TASK:
List the lines of this listing that hold the word "ylabel".

RECORDS SHOWN:

....................

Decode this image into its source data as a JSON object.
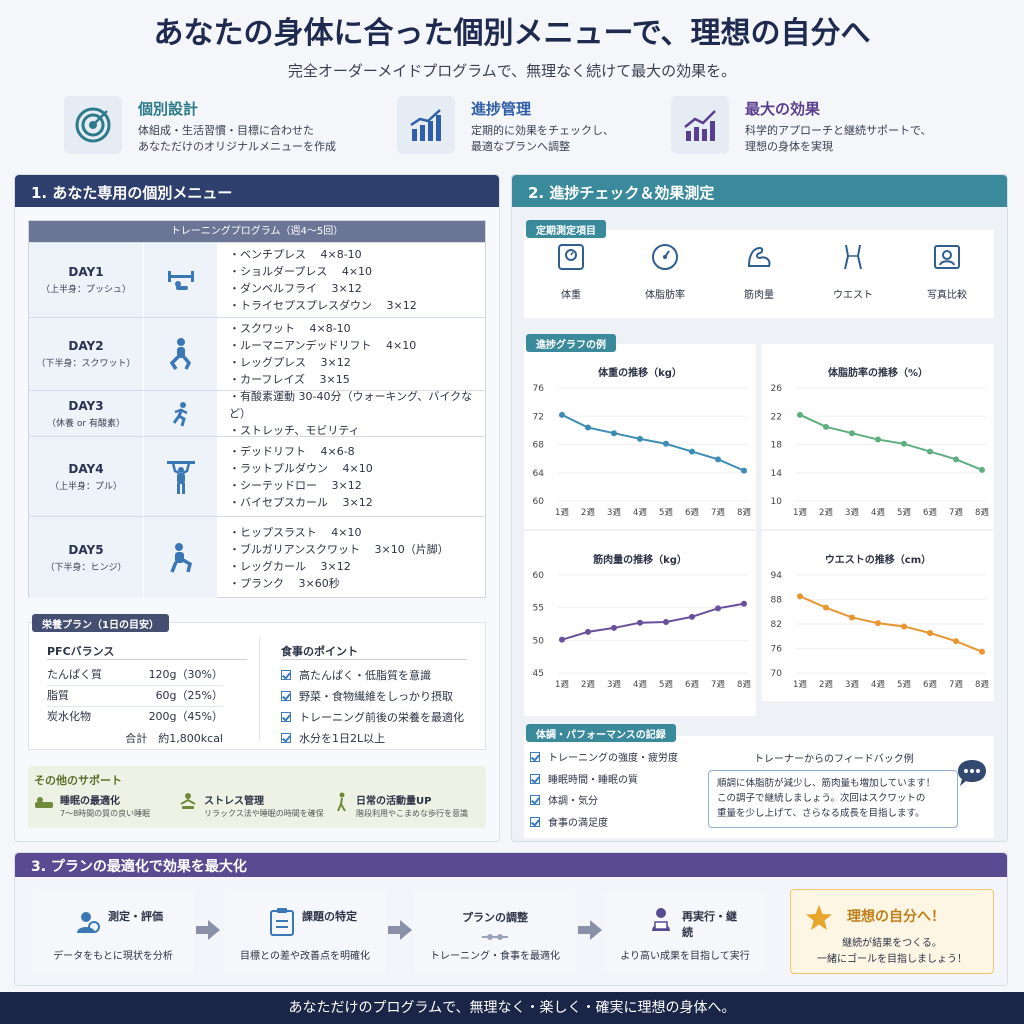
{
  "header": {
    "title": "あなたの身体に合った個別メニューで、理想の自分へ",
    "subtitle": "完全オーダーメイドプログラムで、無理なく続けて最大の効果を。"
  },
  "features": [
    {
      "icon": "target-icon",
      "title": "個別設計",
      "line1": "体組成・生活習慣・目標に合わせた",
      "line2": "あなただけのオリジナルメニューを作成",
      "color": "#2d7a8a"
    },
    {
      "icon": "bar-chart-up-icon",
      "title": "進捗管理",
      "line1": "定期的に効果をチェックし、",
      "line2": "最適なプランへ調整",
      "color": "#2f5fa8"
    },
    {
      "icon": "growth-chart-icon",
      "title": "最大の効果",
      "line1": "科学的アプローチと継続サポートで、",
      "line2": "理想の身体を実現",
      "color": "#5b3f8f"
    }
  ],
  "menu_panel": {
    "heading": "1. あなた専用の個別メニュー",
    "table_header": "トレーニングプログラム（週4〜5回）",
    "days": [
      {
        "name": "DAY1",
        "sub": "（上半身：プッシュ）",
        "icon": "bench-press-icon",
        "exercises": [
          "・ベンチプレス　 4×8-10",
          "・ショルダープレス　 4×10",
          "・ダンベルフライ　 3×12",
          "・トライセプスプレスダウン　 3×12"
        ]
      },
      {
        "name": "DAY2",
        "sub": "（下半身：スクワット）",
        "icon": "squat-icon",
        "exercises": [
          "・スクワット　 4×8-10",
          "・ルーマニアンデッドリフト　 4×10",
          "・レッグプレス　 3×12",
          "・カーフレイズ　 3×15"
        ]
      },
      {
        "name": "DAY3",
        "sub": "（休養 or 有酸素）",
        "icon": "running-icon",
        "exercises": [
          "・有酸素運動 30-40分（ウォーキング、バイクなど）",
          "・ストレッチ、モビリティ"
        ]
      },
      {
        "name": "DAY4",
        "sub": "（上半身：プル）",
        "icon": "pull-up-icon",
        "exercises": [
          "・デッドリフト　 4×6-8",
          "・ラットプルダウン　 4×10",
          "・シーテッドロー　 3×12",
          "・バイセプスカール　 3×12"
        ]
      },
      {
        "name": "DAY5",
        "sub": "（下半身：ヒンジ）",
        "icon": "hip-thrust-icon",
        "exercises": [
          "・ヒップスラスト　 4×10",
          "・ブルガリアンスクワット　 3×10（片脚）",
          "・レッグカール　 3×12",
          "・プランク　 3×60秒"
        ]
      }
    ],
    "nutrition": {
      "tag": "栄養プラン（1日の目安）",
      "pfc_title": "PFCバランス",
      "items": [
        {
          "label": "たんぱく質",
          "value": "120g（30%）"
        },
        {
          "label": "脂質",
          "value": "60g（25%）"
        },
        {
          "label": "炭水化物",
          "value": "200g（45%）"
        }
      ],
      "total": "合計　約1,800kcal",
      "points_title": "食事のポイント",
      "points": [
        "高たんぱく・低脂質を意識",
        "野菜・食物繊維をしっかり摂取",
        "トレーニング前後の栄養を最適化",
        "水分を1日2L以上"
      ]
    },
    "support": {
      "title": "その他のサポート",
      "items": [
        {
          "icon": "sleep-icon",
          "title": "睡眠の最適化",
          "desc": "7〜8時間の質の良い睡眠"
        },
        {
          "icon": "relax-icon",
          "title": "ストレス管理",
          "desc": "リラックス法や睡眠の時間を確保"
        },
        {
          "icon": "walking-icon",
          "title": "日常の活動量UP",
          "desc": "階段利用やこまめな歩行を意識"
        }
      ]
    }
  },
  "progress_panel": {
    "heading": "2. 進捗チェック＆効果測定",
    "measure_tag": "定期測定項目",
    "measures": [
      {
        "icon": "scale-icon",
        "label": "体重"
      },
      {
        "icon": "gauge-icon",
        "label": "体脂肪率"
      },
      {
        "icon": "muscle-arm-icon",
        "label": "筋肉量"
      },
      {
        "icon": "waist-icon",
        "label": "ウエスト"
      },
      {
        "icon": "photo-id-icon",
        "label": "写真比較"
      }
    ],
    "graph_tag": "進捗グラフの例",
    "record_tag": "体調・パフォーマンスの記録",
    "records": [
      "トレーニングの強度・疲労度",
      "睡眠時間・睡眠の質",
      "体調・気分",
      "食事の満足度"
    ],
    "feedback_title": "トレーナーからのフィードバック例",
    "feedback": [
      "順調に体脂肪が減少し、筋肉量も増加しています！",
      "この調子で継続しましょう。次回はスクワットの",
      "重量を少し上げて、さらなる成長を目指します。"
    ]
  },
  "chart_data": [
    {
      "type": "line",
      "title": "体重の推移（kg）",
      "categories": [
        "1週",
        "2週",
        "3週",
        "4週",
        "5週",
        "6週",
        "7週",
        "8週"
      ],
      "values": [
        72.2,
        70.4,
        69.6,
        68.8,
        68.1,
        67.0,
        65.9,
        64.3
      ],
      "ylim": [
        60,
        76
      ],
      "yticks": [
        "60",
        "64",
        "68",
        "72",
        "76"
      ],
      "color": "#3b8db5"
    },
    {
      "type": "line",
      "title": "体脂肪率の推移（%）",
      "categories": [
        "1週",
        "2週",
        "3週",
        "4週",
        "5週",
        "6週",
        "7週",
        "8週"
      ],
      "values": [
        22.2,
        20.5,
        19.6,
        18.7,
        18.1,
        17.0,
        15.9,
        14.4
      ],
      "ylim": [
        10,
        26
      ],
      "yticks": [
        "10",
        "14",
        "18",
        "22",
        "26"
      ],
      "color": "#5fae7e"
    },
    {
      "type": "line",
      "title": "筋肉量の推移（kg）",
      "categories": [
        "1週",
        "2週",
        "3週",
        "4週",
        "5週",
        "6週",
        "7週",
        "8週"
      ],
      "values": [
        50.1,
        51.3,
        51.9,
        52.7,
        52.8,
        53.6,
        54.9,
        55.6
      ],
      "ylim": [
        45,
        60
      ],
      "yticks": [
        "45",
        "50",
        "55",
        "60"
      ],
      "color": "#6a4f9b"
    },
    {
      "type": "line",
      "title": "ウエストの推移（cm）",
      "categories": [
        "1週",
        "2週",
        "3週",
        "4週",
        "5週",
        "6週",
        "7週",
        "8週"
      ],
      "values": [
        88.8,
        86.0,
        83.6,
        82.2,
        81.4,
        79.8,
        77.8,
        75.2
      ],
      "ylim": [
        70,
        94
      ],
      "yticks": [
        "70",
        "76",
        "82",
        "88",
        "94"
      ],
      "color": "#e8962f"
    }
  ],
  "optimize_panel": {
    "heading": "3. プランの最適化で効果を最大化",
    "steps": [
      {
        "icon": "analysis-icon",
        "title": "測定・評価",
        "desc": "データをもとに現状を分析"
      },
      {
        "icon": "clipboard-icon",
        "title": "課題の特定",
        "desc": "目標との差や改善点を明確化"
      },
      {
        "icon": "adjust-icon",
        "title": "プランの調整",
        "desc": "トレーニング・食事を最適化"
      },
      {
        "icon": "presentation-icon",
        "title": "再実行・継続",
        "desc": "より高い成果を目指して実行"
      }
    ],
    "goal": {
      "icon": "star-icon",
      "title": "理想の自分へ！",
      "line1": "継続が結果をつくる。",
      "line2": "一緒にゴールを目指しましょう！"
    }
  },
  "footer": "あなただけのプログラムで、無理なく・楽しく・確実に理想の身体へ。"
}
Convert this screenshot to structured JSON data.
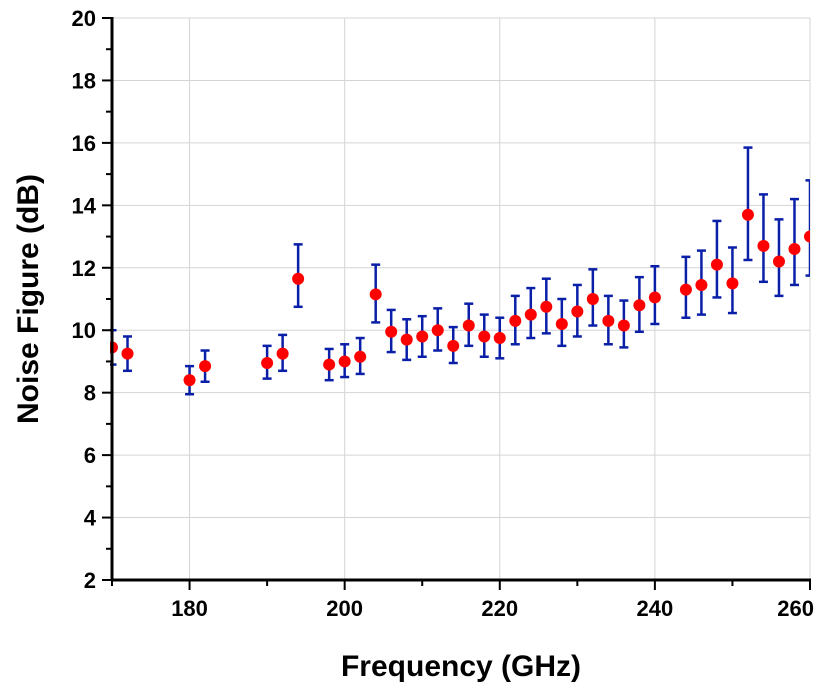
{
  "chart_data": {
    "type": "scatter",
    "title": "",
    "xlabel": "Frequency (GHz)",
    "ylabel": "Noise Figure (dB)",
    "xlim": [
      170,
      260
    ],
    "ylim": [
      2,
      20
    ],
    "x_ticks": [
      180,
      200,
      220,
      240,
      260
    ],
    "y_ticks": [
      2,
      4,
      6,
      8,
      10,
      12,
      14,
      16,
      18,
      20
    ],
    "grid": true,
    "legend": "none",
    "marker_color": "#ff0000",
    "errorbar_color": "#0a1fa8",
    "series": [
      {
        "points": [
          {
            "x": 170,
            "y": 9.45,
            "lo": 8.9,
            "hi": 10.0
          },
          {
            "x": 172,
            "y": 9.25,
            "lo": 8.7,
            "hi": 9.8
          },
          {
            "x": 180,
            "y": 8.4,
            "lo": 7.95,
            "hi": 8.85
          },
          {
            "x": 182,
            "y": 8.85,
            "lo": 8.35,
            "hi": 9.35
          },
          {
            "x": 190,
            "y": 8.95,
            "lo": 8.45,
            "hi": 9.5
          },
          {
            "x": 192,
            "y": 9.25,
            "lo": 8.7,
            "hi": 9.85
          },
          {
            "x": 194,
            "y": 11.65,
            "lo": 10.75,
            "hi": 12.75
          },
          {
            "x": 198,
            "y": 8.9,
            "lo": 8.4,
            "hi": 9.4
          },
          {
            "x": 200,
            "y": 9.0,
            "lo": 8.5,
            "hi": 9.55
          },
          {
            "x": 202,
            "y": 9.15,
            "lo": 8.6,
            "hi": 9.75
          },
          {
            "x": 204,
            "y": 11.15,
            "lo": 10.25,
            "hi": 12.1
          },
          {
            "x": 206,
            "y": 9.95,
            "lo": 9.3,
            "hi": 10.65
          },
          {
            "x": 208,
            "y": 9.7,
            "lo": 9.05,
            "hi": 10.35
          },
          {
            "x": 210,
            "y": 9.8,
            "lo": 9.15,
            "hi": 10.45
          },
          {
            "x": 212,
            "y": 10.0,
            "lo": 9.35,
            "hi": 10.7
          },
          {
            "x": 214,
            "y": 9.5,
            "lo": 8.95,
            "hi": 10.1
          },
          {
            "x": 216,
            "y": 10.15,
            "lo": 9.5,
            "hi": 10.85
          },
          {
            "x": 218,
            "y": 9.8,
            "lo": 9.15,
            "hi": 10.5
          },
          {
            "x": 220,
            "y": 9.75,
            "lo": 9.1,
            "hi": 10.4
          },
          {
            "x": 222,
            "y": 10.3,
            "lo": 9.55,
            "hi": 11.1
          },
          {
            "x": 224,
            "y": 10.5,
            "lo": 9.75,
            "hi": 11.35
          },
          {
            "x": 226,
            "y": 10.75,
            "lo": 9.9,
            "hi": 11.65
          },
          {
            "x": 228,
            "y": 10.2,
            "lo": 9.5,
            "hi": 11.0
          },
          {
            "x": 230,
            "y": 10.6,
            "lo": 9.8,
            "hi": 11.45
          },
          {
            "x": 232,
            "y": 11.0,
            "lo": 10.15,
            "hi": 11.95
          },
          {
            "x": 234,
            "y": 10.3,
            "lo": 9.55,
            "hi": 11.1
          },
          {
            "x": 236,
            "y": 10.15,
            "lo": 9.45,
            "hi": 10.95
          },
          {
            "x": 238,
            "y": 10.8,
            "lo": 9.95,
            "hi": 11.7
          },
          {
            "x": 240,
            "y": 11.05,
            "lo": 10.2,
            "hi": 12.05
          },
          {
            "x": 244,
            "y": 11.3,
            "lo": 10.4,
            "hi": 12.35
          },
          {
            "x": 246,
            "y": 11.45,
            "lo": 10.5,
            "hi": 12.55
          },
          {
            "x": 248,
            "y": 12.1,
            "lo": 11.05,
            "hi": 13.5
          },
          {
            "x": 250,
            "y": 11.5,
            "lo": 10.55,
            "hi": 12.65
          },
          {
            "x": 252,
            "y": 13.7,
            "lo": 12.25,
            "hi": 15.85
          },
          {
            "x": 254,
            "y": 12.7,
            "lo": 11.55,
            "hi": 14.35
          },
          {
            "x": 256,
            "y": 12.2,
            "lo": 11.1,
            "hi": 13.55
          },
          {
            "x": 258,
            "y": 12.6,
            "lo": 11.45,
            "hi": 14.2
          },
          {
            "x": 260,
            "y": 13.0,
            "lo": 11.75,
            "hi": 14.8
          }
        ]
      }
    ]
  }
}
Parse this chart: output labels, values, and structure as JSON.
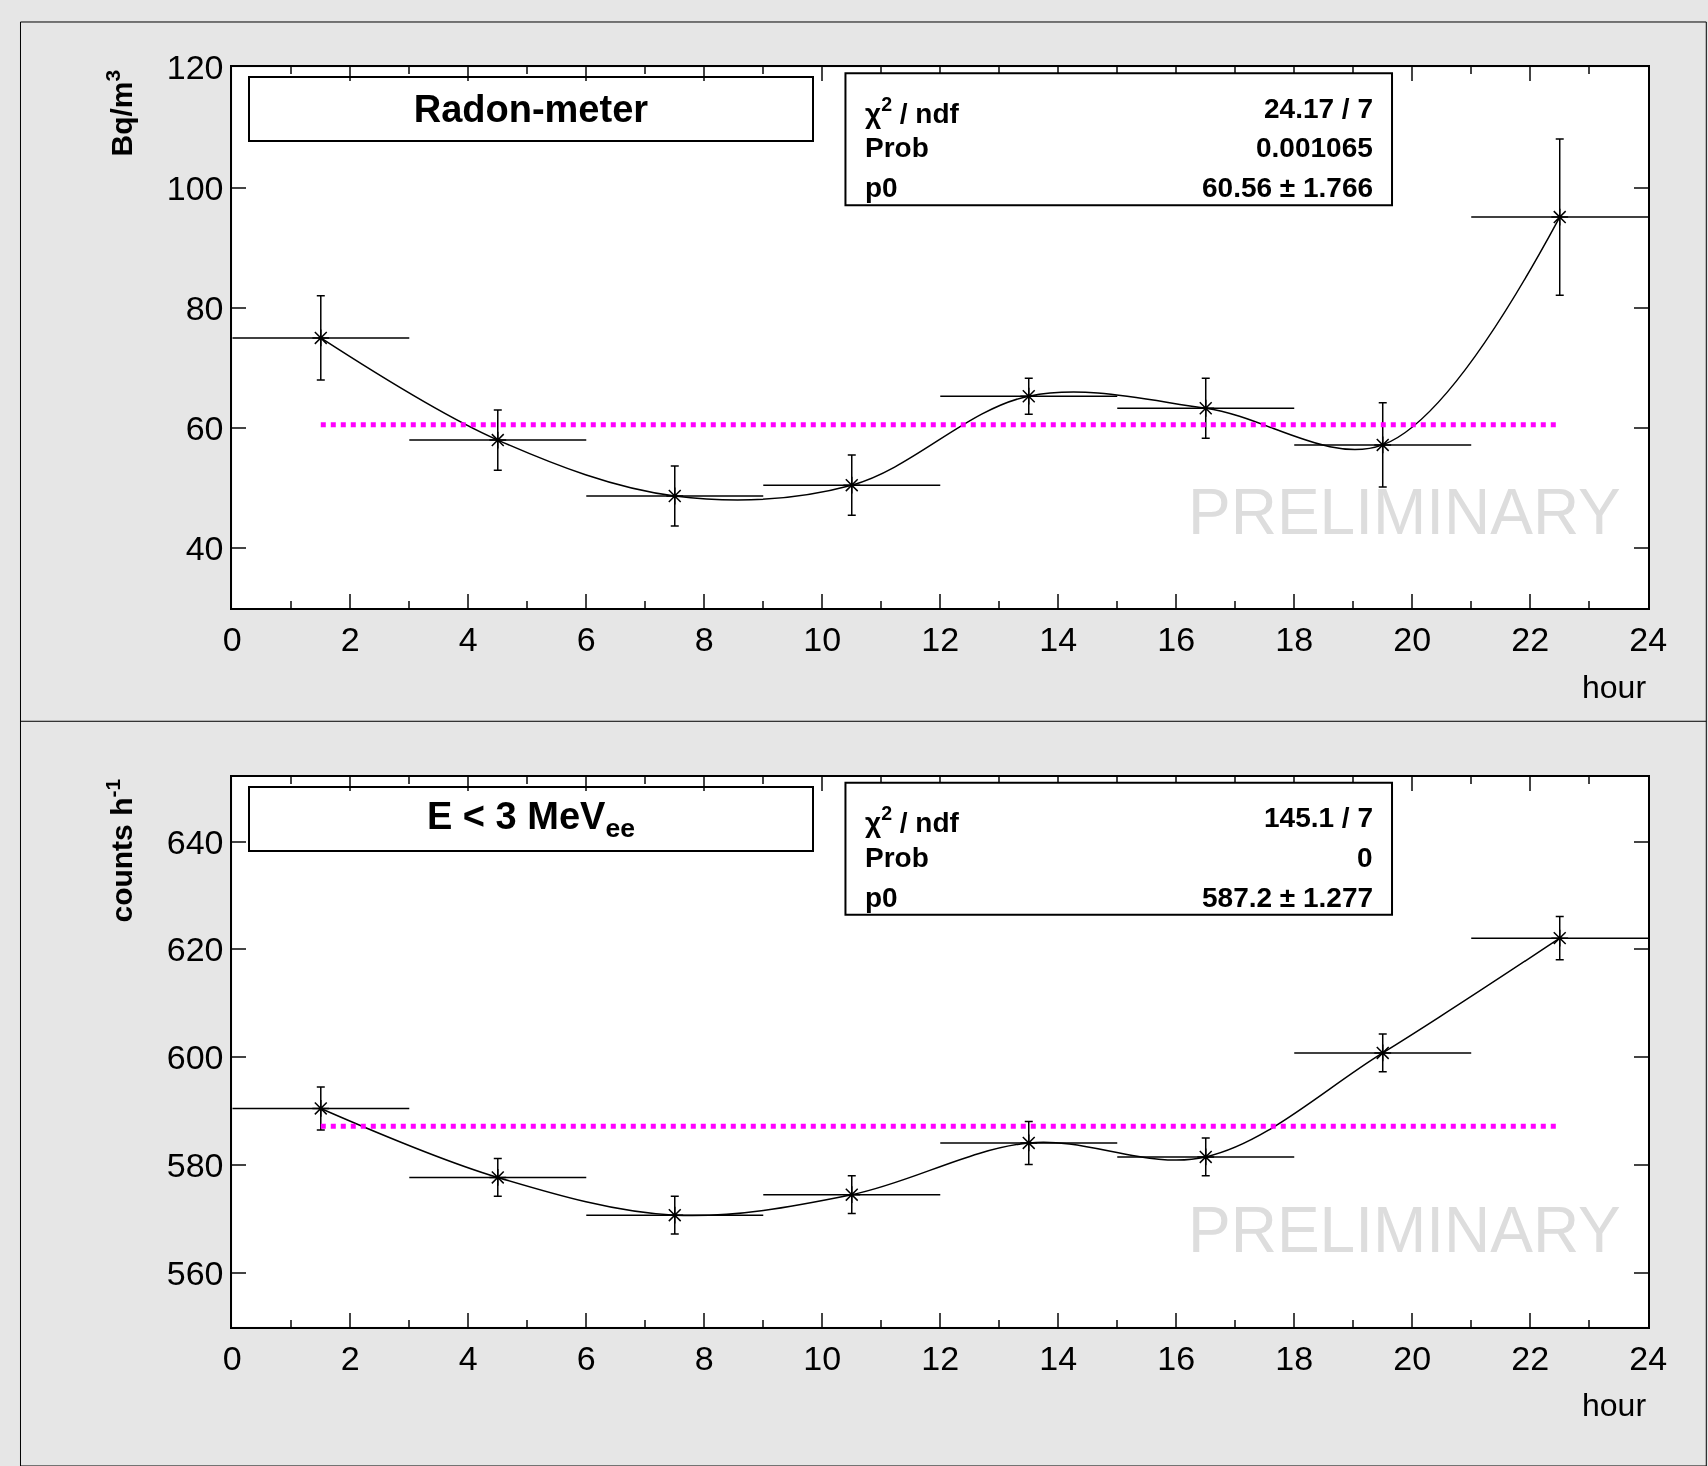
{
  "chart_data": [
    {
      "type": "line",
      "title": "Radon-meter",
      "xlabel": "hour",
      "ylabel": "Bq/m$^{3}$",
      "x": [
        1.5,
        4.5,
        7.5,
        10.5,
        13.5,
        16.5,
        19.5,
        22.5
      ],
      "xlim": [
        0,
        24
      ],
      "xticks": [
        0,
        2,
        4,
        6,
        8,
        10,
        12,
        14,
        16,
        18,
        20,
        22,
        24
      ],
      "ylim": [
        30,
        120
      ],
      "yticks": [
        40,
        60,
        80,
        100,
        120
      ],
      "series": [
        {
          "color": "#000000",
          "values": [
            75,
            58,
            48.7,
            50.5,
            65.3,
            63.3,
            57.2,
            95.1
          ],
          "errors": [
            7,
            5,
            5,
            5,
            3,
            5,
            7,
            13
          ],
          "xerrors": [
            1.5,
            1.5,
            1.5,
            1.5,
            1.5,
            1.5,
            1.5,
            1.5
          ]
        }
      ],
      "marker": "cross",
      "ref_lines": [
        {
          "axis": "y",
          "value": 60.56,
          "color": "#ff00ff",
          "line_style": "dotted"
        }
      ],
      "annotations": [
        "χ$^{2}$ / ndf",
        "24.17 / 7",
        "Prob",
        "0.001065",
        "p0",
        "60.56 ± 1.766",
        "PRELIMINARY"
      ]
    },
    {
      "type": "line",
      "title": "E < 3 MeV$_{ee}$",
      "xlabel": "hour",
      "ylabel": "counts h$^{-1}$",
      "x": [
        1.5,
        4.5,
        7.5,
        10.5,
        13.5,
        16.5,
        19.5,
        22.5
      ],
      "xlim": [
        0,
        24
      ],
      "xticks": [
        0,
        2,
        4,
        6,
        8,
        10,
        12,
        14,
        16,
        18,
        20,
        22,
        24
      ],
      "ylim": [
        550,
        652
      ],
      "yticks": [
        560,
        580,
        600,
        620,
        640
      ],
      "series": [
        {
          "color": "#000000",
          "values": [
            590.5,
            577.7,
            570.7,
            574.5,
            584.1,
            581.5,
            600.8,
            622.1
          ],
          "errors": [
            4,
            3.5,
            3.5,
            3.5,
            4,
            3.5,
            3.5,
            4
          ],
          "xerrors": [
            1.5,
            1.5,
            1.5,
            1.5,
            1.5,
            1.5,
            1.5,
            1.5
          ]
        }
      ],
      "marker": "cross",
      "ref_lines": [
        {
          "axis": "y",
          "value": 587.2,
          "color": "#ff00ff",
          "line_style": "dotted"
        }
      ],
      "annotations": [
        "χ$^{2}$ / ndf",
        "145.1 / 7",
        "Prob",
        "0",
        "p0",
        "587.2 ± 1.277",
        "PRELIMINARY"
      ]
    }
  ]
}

....................

COMPLETE RESPONSE:
    "ylabel": "Noise Figure (dB)",
      "ylabel": "Bq/m$^{3}$",
      "ylabel": "counts h$^{-1}$",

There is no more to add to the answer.